start Source records
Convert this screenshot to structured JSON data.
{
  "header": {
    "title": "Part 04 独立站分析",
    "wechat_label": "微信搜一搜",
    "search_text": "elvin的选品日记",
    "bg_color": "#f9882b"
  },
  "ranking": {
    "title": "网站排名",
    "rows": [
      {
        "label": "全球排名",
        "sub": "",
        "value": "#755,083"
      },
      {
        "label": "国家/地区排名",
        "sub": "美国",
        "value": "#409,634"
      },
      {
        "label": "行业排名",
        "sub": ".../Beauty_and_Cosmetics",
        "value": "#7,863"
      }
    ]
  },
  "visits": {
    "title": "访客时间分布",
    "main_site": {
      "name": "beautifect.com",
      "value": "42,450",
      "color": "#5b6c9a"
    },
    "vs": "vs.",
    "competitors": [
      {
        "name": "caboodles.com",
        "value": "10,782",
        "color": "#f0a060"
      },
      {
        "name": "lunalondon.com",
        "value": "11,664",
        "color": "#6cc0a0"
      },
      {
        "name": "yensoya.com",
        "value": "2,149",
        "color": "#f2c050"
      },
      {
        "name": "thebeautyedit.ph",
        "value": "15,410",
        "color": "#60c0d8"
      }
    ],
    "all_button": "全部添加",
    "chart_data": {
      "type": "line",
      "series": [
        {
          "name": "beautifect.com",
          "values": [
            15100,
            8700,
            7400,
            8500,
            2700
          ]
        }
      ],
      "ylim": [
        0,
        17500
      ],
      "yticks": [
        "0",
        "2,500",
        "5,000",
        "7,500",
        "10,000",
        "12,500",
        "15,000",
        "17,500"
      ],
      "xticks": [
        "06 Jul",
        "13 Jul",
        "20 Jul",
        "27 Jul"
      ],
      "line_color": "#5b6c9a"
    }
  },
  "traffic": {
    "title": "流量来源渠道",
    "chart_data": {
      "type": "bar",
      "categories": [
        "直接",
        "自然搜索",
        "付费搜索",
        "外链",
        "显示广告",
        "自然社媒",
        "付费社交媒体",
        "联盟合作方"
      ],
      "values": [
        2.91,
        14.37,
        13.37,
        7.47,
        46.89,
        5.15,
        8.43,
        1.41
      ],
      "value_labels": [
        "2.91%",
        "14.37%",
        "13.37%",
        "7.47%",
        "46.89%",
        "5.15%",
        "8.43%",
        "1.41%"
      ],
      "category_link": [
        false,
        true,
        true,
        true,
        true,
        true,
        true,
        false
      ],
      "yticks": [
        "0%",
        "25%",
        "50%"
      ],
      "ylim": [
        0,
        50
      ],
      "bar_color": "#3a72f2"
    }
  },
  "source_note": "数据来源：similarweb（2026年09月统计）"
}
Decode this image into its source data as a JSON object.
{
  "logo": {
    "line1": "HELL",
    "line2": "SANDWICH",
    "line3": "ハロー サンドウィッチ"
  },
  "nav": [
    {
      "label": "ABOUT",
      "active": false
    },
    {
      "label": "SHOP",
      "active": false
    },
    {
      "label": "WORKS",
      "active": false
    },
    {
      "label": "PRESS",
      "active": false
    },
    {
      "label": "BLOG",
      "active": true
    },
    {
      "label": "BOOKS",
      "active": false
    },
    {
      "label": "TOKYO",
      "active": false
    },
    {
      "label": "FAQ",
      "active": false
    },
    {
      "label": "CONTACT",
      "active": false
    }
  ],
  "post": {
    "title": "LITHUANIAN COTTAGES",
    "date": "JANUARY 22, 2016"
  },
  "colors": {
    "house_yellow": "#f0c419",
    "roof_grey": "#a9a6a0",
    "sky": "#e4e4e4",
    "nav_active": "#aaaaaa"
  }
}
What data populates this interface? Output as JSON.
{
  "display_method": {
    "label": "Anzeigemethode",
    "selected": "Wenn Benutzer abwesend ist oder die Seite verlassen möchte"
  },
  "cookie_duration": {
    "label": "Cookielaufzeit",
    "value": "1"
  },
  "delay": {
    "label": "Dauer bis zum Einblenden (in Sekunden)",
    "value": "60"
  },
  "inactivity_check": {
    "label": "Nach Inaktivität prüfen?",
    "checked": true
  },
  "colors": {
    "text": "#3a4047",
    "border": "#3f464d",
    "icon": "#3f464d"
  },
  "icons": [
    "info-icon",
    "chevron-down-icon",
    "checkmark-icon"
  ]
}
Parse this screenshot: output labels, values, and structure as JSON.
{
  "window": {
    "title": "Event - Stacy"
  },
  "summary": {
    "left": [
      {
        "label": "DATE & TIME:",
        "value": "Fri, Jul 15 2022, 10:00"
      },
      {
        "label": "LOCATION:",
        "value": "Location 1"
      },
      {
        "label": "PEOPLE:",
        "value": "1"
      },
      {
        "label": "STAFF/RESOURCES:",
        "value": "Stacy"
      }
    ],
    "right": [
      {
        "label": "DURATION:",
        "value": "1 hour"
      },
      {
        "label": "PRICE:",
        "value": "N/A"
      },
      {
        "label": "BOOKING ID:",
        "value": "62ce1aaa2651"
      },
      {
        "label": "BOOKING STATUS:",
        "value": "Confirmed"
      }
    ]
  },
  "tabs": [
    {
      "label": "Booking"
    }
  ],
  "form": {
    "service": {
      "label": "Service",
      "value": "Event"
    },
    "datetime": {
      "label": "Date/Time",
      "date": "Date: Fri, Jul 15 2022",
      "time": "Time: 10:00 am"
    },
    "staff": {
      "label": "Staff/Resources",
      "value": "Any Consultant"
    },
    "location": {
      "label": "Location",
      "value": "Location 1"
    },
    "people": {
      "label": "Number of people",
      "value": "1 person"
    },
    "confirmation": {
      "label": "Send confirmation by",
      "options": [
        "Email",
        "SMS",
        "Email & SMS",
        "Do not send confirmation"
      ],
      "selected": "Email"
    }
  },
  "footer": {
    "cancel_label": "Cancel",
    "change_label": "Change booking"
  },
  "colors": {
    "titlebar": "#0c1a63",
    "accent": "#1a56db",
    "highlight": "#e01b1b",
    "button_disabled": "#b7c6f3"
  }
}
end Source records
Exercise |
Each record above must be given again exactly.

Expected answer |
Convert this screenshot to structured JSON data.
{
  "header": {
    "title": "Part 04 独立站分析",
    "wechat_label": "微信搜一搜",
    "search_text": "elvin的选品日记",
    "bg_color": "#f9882b"
  },
  "ranking": {
    "title": "网站排名",
    "rows": [
      {
        "label": "全球排名",
        "sub": "",
        "value": "#755,083"
      },
      {
        "label": "国家/地区排名",
        "sub": "美国",
        "value": "#409,634"
      },
      {
        "label": "行业排名",
        "sub": ".../Beauty_and_Cosmetics",
        "value": "#7,863"
      }
    ]
  },
  "visits": {
    "title": "访客时间分布",
    "main_site": {
      "name": "beautifect.com",
      "value": "42,450",
      "color": "#5b6c9a"
    },
    "vs": "vs.",
    "competitors": [
      {
        "name": "caboodles.com",
        "value": "10,782",
        "color": "#f0a060"
      },
      {
        "name": "lunalondon.com",
        "value": "11,664",
        "color": "#6cc0a0"
      },
      {
        "name": "yensoya.com",
        "value": "2,149",
        "color": "#f2c050"
      },
      {
        "name": "thebeautyedit.ph",
        "value": "15,410",
        "color": "#60c0d8"
      }
    ],
    "all_button": "全部添加",
    "chart_data": {
      "type": "line",
      "series": [
        {
          "name": "beautifect.com",
          "values": [
            15100,
            8700,
            7400,
            8500,
            2700
          ]
        }
      ],
      "ylim": [
        0,
        17500
      ],
      "yticks": [
        "0",
        "2,500",
        "5,000",
        "7,500",
        "10,000",
        "12,500",
        "15,000",
        "17,500"
      ],
      "xticks": [
        "06 Jul",
        "13 Jul",
        "20 Jul",
        "27 Jul"
      ],
      "line_color": "#5b6c9a"
    }
  },
  "traffic": {
    "title": "流量来源渠道",
    "chart_data": {
      "type": "bar",
      "categories": [
        "直接",
        "自然搜索",
        "付费搜索",
        "外链",
        "显示广告",
        "自然社媒",
        "付费社交媒体",
        "联盟合作方"
      ],
      "values": [
        2.91,
        14.37,
        13.37,
        7.47,
        46.89,
        5.15,
        8.43,
        1.41
      ],
      "value_labels": [
        "2.91%",
        "14.37%",
        "13.37%",
        "7.47%",
        "46.89%",
        "5.15%",
        "8.43%",
        "1.41%"
      ],
      "category_link": [
        false,
        true,
        true,
        true,
        true,
        true,
        true,
        false
      ],
      "yticks": [
        "0%",
        "25%",
        "50%"
      ],
      "ylim": [
        0,
        50
      ],
      "bar_color": "#3a72f2"
    }
  },
  "source_note": "数据来源：similarweb（2026年09月统计）"
}
Decode this image into its source data as a JSON object.
{
  "logo": {
    "line1": "HELL",
    "line2": "SANDWICH",
    "line3": "ハロー サンドウィッチ"
  },
  "nav": [
    {
      "label": "ABOUT",
      "active": false
    },
    {
      "label": "SHOP",
      "active": false
    },
    {
      "label": "WORKS",
      "active": false
    },
    {
      "label": "PRESS",
      "active": false
    },
    {
      "label": "BLOG",
      "active": true
    },
    {
      "label": "BOOKS",
      "active": false
    },
    {
      "label": "TOKYO",
      "active": false
    },
    {
      "label": "FAQ",
      "active": false
    },
    {
      "label": "CONTACT",
      "active": false
    }
  ],
  "post": {
    "title": "LITHUANIAN COTTAGES",
    "date": "JANUARY 22, 2016"
  },
  "colors": {
    "house_yellow": "#f0c419",
    "roof_grey": "#a9a6a0",
    "sky": "#e4e4e4",
    "nav_active": "#aaaaaa"
  }
}
What data populates this interface? Output as JSON.
{
  "display_method": {
    "label": "Anzeigemethode",
    "selected": "Wenn Benutzer abwesend ist oder die Seite verlassen möchte"
  },
  "cookie_duration": {
    "label": "Cookielaufzeit",
    "value": "1"
  },
  "delay": {
    "label": "Dauer bis zum Einblenden (in Sekunden)",
    "value": "60"
  },
  "inactivity_check": {
    "label": "Nach Inaktivität prüfen?",
    "checked": true
  },
  "colors": {
    "text": "#3a4047",
    "border": "#3f464d",
    "icon": "#3f464d"
  },
  "icons": [
    "info-icon",
    "chevron-down-icon",
    "checkmark-icon"
  ]
}
Parse this screenshot: output labels, values, and structure as JSON.
{
  "window": {
    "title": "Event - Stacy"
  },
  "summary": {
    "left": [
      {
        "label": "DATE & TIME:",
        "value": "Fri, Jul 15 2022, 10:00"
      },
      {
        "label": "LOCATION:",
        "value": "Location 1"
      },
      {
        "label": "PEOPLE:",
        "value": "1"
      },
      {
        "label": "STAFF/RESOURCES:",
        "value": "Stacy"
      }
    ],
    "right": [
      {
        "label": "DURATION:",
        "value": "1 hour"
      },
      {
        "label": "PRICE:",
        "value": "N/A"
      },
      {
        "label": "BOOKING ID:",
        "value": "62ce1aaa2651"
      },
      {
        "label": "BOOKING STATUS:",
        "value": "Confirmed"
      }
    ]
  },
  "tabs": [
    {
      "label": "Booking"
    }
  ],
  "form": {
    "service": {
      "label": "Service",
      "value": "Event"
    },
    "datetime": {
      "label": "Date/Time",
      "date": "Date: Fri, Jul 15 2022",
      "time": "Time: 10:00 am"
    },
    "staff": {
      "label": "Staff/Resources",
      "value": "Any Consultant"
    },
    "location": {
      "label": "Location",
      "value": "Location 1"
    },
    "people": {
      "label": "Number of people",
      "value": "1 person"
    },
    "confirmation": {
      "label": "Send confirmation by",
      "options": [
        "Email",
        "SMS",
        "Email & SMS",
        "Do not send confirmation"
      ],
      "selected": "Email"
    }
  },
  "footer": {
    "cancel_label": "Cancel",
    "change_label": "Change booking"
  },
  "colors": {
    "titlebar": "#0c1a63",
    "accent": "#1a56db",
    "highlight": "#e01b1b",
    "button_disabled": "#b7c6f3"
  }
}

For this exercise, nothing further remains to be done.